## [Reading passage]
15 days, that’s one day more than two weeks. That’s how long I haven’t had a smart phone at my immediate disposal. That’s actually how long I haven’t had a phone of any kind easily at hand. 

These days there are a lot of articles about phone addiction, the dangers of extended screen time, or even this one about decreased mental capacity while in close proximity to a smart phone. I haven’t done any empirical studies on how smartphone use personally affects me, but it’s definitely safe to say I am affected. 

First, there occurred a mishap that led to my iPhone being submerged in water for an extended amount of time. No, I do not have the 7, so yes, that was the end of that. Not that I would believe it at first. My very first response was to envelop my phone in a bag of rice for over 48h. Because diligent Googling said that was the ideal amount of time. 

These first 48 hours were no walk in the park. I constantly felt like I was forgetting something whenever I was leaving home, or a friend’s place – wherever I was really. That feeling of “something is missing” was not a comfortable one. Even when I assured myself that it was my phone, and that I didn’t have it with me.

## [Extracted records]
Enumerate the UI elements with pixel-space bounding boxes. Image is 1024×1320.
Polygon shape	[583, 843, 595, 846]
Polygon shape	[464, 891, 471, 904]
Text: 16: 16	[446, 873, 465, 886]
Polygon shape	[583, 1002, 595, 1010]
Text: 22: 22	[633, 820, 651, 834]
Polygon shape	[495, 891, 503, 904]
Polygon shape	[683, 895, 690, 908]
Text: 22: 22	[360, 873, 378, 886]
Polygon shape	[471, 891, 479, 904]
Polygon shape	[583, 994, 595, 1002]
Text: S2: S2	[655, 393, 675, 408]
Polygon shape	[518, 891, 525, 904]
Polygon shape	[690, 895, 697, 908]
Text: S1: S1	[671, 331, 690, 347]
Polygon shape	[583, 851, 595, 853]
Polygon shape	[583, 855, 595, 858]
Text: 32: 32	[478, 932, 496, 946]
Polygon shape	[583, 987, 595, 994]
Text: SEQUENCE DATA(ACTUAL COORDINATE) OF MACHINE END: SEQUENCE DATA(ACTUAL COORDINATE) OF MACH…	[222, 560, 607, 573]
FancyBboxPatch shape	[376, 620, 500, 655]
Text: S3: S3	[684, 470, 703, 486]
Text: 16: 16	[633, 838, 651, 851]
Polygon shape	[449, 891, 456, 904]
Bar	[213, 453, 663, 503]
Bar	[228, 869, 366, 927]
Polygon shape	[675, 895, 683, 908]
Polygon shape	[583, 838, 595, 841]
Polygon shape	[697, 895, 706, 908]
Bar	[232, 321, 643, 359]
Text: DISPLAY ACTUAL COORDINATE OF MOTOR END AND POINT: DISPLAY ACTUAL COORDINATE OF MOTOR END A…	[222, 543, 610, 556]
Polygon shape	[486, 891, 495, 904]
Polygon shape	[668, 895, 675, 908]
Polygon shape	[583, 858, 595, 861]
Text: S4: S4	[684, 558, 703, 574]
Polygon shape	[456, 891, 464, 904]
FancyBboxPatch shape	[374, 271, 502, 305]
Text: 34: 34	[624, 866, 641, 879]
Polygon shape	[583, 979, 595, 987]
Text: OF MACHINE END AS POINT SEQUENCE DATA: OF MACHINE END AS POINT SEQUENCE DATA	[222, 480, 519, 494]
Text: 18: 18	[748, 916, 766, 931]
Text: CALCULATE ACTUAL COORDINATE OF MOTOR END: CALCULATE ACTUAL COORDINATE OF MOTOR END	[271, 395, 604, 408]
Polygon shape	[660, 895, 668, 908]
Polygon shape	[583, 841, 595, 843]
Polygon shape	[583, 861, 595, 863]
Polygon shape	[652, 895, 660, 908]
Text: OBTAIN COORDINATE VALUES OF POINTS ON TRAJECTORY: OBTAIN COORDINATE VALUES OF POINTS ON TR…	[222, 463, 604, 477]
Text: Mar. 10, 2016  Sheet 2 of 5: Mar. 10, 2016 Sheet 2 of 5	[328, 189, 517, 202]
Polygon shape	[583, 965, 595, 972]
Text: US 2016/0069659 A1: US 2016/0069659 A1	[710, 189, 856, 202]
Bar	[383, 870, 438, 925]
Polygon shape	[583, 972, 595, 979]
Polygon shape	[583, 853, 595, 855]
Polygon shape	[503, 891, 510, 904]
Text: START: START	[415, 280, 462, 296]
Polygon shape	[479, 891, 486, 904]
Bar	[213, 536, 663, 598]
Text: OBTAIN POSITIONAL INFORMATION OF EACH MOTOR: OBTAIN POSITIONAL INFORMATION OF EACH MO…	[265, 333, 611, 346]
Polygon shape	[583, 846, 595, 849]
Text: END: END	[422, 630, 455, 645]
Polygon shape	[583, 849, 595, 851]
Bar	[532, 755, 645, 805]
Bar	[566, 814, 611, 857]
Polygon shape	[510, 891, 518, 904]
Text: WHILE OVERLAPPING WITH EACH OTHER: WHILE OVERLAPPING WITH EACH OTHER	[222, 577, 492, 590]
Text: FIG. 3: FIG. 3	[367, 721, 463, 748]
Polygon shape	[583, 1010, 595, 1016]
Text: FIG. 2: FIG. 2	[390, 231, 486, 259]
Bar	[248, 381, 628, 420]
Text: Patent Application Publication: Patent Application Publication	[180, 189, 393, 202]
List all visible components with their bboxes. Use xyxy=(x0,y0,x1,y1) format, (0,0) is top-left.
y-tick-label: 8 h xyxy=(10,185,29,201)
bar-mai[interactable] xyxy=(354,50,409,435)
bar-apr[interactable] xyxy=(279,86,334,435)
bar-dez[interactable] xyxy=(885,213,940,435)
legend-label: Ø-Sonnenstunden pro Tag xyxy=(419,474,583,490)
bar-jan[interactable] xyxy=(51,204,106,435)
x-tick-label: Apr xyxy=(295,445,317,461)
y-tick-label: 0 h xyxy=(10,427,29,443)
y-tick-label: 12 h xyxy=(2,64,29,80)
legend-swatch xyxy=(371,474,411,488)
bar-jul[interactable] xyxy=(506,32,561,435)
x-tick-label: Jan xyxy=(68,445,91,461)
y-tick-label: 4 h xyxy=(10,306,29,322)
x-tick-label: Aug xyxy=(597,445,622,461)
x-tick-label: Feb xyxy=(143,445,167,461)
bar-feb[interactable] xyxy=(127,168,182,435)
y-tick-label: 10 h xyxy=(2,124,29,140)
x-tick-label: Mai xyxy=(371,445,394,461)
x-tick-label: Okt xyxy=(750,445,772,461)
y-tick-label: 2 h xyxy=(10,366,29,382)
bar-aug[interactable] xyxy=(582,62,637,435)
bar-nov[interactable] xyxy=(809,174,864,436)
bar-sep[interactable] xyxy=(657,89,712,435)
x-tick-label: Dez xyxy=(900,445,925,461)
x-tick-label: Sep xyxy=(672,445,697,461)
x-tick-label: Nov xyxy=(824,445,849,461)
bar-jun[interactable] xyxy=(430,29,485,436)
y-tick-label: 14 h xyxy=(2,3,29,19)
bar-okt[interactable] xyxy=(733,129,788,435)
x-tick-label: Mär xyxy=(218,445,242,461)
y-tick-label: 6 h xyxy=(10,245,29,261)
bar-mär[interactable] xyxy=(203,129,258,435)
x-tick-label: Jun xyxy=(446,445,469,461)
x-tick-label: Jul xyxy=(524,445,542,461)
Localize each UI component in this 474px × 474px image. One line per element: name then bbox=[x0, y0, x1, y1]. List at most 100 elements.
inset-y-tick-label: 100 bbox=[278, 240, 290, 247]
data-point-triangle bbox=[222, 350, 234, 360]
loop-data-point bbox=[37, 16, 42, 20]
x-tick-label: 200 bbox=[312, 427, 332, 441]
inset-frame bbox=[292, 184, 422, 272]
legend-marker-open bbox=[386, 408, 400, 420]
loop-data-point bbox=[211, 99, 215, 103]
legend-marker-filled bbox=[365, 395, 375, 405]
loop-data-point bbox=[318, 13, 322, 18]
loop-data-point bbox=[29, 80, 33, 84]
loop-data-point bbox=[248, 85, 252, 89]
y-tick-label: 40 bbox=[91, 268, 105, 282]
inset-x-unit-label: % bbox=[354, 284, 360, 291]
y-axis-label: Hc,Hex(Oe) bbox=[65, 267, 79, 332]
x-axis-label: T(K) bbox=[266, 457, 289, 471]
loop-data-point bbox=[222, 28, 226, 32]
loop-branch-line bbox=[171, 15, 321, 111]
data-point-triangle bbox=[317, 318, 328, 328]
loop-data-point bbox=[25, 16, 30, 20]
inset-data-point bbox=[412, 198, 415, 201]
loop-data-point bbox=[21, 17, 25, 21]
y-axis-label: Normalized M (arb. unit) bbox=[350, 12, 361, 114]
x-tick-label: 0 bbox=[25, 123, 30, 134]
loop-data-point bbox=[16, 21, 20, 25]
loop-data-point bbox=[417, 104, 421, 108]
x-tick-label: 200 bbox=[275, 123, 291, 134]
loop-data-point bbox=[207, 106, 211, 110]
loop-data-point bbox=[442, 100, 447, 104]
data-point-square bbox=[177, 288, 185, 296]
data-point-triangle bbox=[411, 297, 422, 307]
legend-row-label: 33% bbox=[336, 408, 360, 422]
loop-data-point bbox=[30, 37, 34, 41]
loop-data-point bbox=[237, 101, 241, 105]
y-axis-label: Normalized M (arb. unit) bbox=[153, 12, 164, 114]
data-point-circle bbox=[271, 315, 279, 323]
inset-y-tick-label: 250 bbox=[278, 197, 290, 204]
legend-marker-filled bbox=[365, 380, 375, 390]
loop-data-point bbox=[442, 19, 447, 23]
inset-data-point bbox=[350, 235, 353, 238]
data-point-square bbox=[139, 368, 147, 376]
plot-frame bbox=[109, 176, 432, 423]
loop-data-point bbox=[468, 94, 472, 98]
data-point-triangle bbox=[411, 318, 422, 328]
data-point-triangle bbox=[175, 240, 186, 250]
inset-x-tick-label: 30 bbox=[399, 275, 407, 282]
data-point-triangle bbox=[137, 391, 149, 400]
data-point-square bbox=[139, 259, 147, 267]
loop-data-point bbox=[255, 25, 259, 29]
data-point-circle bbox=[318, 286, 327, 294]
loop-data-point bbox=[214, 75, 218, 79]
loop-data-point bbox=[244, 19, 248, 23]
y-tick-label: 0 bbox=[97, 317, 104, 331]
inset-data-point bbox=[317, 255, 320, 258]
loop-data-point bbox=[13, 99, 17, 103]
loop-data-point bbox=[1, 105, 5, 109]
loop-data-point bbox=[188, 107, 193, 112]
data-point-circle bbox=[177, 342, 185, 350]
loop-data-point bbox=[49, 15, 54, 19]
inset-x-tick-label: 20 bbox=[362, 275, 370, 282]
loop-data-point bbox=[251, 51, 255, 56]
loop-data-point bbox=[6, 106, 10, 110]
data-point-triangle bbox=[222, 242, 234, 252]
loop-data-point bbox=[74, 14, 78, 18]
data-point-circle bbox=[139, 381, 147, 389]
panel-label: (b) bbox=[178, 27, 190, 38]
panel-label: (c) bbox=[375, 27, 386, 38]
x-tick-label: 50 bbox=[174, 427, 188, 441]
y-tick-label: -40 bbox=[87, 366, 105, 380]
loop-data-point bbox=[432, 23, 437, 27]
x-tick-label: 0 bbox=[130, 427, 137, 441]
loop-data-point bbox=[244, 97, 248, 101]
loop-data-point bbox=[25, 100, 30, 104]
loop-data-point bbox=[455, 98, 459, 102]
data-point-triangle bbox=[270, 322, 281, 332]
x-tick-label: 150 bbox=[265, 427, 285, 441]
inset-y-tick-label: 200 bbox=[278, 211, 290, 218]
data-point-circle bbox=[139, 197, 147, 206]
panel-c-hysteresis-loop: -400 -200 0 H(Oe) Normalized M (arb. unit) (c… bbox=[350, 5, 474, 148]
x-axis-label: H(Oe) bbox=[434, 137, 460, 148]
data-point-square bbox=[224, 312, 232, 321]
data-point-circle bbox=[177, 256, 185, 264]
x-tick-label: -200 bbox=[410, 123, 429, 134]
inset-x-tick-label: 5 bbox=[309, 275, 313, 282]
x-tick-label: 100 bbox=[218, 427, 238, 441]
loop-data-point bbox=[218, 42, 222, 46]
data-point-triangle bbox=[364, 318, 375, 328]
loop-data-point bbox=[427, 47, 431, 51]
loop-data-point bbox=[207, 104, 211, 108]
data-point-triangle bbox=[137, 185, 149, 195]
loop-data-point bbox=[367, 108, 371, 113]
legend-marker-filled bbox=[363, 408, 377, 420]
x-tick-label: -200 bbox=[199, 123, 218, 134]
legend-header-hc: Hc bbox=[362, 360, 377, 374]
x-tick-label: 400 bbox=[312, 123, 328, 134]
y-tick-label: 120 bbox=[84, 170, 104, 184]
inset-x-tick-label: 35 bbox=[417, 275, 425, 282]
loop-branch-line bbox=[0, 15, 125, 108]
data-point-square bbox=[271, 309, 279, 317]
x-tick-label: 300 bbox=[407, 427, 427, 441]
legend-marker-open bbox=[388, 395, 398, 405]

## [Your goal]
Answer these questions from the passage about going without a phone.
(a) How many days has the writer gone without a smart phone at hand?
(b) What happened to the writer's iPhone?
(c) How long did the writer keep the phone in a bag of rice?

## [Correct result]
(a) 15 days.
(b) It was submerged in water for an extended amount of time.
(c) For over 48 hours.